DATA SHOWN:
━━━━━━━━

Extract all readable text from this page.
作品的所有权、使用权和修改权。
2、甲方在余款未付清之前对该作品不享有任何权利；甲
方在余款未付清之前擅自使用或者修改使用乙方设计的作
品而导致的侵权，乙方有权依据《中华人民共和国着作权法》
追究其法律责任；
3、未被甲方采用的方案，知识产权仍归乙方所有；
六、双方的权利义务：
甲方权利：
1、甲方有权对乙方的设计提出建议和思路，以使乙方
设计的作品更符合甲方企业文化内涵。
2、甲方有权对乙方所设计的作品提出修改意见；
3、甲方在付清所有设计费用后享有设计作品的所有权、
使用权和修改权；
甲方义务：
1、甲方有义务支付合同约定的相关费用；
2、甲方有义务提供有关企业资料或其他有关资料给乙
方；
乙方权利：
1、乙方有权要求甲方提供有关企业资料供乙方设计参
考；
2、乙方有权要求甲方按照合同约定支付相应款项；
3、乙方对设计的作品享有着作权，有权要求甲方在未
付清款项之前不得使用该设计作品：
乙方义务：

━━━━━━━━

WHAT NEEDS TO BE DONE: Exactly reproduce every line of the records.

SOLUTION TO THE EXERCISE:
Extract all readable text from this page.
作品的所有权、使用权和修改权。
2、甲方在余款未付清之前对该作品不享有任何权利；甲
方在余款未付清之前擅自使用或者修改使用乙方设计的作
品而导致的侵权，乙方有权依据《中华人民共和国着作权法》
追究其法律责任；
3、未被甲方采用的方案，知识产权仍归乙方所有；
六、双方的权利义务：
甲方权利：
1、甲方有权对乙方的设计提出建议和思路，以使乙方
设计的作品更符合甲方企业文化内涵。
2、甲方有权对乙方所设计的作品提出修改意见；
3、甲方在付清所有设计费用后享有设计作品的所有权、
使用权和修改权；
甲方义务：
1、甲方有义务支付合同约定的相关费用；
2、甲方有义务提供有关企业资料或其他有关资料给乙
方；
乙方权利：
1、乙方有权要求甲方提供有关企业资料供乙方设计参
考；
2、乙方有权要求甲方按照合同约定支付相应款项；
3、乙方对设计的作品享有着作权，有权要求甲方在未
付清款项之前不得使用该设计作品：
乙方义务：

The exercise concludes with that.